REQUIRED TASK :: From the records below, give the number of lines that contain the string "Count", without any other text.

↓↓↓

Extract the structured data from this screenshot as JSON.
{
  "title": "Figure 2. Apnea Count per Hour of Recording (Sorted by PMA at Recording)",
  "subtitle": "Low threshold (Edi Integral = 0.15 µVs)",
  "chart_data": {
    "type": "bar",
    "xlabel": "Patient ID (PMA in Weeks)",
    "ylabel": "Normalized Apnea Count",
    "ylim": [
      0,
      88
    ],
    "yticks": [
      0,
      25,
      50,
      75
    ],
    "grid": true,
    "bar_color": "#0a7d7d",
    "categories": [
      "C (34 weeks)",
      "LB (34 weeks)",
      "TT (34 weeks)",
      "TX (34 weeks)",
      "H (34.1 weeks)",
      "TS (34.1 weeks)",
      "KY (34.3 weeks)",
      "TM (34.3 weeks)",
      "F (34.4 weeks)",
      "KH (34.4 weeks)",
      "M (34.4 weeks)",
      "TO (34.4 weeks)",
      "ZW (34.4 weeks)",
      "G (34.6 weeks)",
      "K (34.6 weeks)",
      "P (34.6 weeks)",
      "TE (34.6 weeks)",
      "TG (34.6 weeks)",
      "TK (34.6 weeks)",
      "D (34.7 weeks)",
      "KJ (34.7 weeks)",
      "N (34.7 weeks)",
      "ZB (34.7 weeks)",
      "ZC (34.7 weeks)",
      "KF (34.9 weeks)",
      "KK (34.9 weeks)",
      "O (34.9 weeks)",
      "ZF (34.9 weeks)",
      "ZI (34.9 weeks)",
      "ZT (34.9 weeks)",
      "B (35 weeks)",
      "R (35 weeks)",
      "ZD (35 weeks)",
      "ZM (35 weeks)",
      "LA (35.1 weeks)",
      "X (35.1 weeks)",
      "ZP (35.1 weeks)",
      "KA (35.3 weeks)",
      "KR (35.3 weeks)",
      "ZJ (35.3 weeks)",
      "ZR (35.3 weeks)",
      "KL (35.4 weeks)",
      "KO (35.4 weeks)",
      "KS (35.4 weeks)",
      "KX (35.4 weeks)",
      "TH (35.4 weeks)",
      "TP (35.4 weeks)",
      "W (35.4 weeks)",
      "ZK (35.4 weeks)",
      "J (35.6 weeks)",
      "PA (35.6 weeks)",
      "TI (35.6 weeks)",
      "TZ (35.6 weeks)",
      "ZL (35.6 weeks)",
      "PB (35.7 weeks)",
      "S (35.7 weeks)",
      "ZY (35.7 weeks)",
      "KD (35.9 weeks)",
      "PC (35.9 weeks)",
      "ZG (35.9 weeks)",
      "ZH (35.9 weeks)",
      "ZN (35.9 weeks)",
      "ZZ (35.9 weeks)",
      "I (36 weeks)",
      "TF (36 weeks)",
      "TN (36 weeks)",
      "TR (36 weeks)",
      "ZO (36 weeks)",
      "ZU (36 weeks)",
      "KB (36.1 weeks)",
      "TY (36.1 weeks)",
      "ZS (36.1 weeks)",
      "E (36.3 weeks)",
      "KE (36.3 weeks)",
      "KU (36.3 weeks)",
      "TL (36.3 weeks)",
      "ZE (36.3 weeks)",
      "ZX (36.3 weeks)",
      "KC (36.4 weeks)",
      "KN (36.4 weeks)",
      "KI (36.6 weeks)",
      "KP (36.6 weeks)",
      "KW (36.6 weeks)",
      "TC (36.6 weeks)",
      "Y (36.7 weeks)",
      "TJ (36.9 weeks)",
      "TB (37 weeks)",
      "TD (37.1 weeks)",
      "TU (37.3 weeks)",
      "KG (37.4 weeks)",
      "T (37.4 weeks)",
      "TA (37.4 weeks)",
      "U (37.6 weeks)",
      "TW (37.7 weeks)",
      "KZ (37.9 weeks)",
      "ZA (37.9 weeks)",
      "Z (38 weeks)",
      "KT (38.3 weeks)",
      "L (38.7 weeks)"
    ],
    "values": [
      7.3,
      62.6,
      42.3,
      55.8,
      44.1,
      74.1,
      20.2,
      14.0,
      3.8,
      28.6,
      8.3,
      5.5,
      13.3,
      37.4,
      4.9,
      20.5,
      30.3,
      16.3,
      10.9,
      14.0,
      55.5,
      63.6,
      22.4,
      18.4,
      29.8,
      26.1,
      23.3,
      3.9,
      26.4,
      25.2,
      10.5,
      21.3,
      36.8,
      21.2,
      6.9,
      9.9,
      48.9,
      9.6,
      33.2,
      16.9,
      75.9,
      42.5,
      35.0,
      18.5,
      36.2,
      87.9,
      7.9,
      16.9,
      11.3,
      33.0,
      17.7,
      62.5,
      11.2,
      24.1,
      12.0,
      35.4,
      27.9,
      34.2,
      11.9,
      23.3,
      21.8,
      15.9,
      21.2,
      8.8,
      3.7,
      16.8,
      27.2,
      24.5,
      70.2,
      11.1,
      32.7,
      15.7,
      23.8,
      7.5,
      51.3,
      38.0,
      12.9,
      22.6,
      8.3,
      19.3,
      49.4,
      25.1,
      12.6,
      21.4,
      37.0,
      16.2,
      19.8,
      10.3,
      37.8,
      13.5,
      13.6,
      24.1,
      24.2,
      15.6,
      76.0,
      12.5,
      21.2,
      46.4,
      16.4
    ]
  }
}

↑↑↑

RESPONSE FOR THIS EXERCISE :: 2